EXCERPT:
((

In "Counterparts" you say you are disposed to modify the passage to which I specially drew attention, but you will not omit it. Of course I do not know how far your modification will go; in any case, I should not care to take the responsibility of cancelling any passage with my own pen.

As to "The Two Gallants", you say that I knew it to be in preparation. But I had no idea of its character. Return it, however, with the omission that you volunteer to make and I will see whether, in the hoped for event of the book going to the printer, it can be included, as I should certainly prefer, knowing your views.

In brief: when I get your stories back I will re-read the whole manuscript and will judge it then afresh. Perhaps, too, with your modifications and read in their proper context, the passages may seem to me less likely to attract undesirable attention.

))

STATED TASK: Reproduce the passage of the letter about the stories from "In brief: when" up to and including "attract undesirable attention.".

SUPPLIED MATERIAL:
((

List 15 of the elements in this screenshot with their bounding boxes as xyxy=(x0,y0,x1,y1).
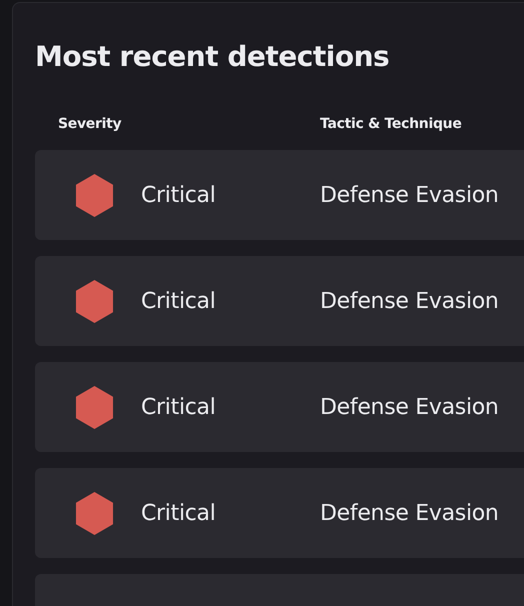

))

THE COMPLETED TASK:
In brief: when I get your stories back I will re-read the whole manuscript and will judge it then afresh. Perhaps, too, with your modifications and read in their proper context, the passages may seem to me less likely to attract undesirable attention.